---- Supplied material
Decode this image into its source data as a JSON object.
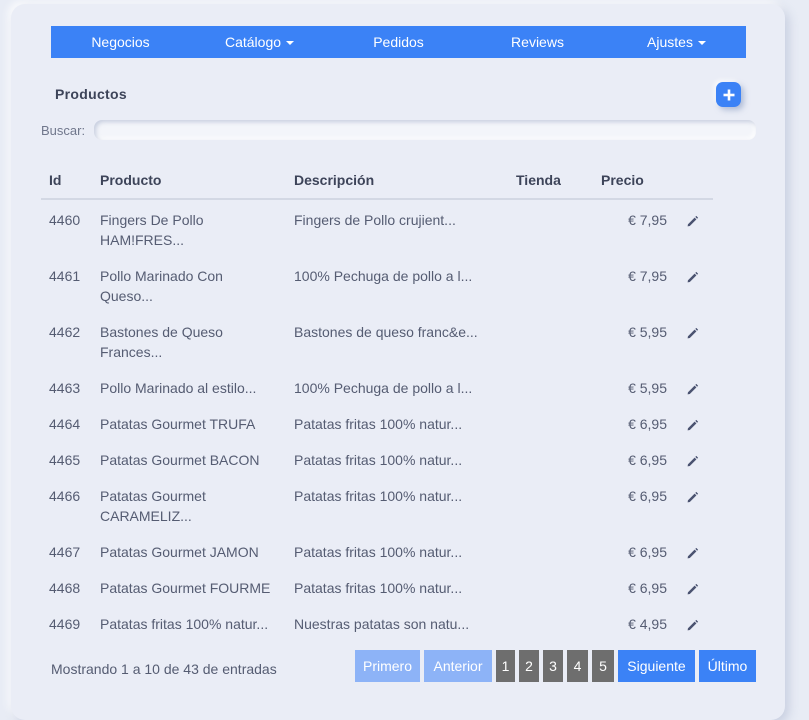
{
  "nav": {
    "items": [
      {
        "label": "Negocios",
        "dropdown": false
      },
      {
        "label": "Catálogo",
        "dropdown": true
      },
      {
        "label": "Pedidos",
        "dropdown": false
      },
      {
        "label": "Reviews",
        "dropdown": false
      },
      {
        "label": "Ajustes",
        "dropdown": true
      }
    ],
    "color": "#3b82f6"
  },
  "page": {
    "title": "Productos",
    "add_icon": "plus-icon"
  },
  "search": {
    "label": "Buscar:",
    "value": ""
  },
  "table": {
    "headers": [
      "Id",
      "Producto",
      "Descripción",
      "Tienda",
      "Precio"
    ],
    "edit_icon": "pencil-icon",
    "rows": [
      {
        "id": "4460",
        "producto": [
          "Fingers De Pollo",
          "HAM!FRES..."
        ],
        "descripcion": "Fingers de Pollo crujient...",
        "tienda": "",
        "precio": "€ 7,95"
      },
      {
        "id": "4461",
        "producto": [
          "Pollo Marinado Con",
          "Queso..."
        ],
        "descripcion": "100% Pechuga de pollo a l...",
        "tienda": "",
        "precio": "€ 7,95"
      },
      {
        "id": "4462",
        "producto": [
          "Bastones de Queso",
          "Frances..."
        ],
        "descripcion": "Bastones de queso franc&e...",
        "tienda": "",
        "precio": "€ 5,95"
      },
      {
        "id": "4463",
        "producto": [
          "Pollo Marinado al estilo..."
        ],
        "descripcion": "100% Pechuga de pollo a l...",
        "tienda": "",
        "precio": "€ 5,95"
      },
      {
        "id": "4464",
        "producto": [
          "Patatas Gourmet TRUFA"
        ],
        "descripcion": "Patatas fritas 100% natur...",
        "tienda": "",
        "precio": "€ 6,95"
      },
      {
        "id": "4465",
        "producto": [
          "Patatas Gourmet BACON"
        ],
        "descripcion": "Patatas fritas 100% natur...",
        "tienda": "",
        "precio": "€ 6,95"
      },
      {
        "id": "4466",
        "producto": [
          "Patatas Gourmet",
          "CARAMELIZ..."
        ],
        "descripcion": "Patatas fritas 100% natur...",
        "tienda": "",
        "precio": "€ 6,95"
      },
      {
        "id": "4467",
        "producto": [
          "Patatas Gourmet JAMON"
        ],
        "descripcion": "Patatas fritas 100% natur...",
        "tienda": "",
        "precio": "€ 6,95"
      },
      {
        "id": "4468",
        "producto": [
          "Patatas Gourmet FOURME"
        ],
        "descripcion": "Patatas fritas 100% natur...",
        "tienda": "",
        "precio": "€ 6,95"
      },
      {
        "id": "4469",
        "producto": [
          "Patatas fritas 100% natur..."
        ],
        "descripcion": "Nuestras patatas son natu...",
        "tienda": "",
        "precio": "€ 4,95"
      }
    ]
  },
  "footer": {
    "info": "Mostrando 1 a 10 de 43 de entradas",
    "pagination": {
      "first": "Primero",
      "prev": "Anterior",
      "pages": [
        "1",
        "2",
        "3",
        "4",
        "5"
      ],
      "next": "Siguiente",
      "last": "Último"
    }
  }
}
--------
_What is expected_
Take the entries shown above and quote them verbatim, passing over the pictures.

_Written solution_
Decode this image into its source data as a JSON object.
{
  "nav": {
    "items": [
      {
        "label": "Negocios",
        "dropdown": false
      },
      {
        "label": "Catálogo",
        "dropdown": true
      },
      {
        "label": "Pedidos",
        "dropdown": false
      },
      {
        "label": "Reviews",
        "dropdown": false
      },
      {
        "label": "Ajustes",
        "dropdown": true
      }
    ],
    "color": "#3b82f6"
  },
  "page": {
    "title": "Productos",
    "add_icon": "plus-icon"
  },
  "search": {
    "label": "Buscar:",
    "value": ""
  },
  "table": {
    "headers": [
      "Id",
      "Producto",
      "Descripción",
      "Tienda",
      "Precio"
    ],
    "edit_icon": "pencil-icon",
    "rows": [
      {
        "id": "4460",
        "producto": [
          "Fingers De Pollo",
          "HAM!FRES..."
        ],
        "descripcion": "Fingers de Pollo crujient...",
        "tienda": "",
        "precio": "€ 7,95"
      },
      {
        "id": "4461",
        "producto": [
          "Pollo Marinado Con",
          "Queso..."
        ],
        "descripcion": "100% Pechuga de pollo a l...",
        "tienda": "",
        "precio": "€ 7,95"
      },
      {
        "id": "4462",
        "producto": [
          "Bastones de Queso",
          "Frances..."
        ],
        "descripcion": "Bastones de queso franc&e...",
        "tienda": "",
        "precio": "€ 5,95"
      },
      {
        "id": "4463",
        "producto": [
          "Pollo Marinado al estilo..."
        ],
        "descripcion": "100% Pechuga de pollo a l...",
        "tienda": "",
        "precio": "€ 5,95"
      },
      {
        "id": "4464",
        "producto": [
          "Patatas Gourmet TRUFA"
        ],
        "descripcion": "Patatas fritas 100% natur...",
        "tienda": "",
        "precio": "€ 6,95"
      },
      {
        "id": "4465",
        "producto": [
          "Patatas Gourmet BACON"
        ],
        "descripcion": "Patatas fritas 100% natur...",
        "tienda": "",
        "precio": "€ 6,95"
      },
      {
        "id": "4466",
        "producto": [
          "Patatas Gourmet",
          "CARAMELIZ..."
        ],
        "descripcion": "Patatas fritas 100% natur...",
        "tienda": "",
        "precio": "€ 6,95"
      },
      {
        "id": "4467",
        "producto": [
          "Patatas Gourmet JAMON"
        ],
        "descripcion": "Patatas fritas 100% natur...",
        "tienda": "",
        "precio": "€ 6,95"
      },
      {
        "id": "4468",
        "producto": [
          "Patatas Gourmet FOURME"
        ],
        "descripcion": "Patatas fritas 100% natur...",
        "tienda": "",
        "precio": "€ 6,95"
      },
      {
        "id": "4469",
        "producto": [
          "Patatas fritas 100% natur..."
        ],
        "descripcion": "Nuestras patatas son natu...",
        "tienda": "",
        "precio": "€ 4,95"
      }
    ]
  },
  "footer": {
    "info": "Mostrando 1 a 10 de 43 de entradas",
    "pagination": {
      "first": "Primero",
      "prev": "Anterior",
      "pages": [
        "1",
        "2",
        "3",
        "4",
        "5"
      ],
      "next": "Siguiente",
      "last": "Último"
    }
  }
}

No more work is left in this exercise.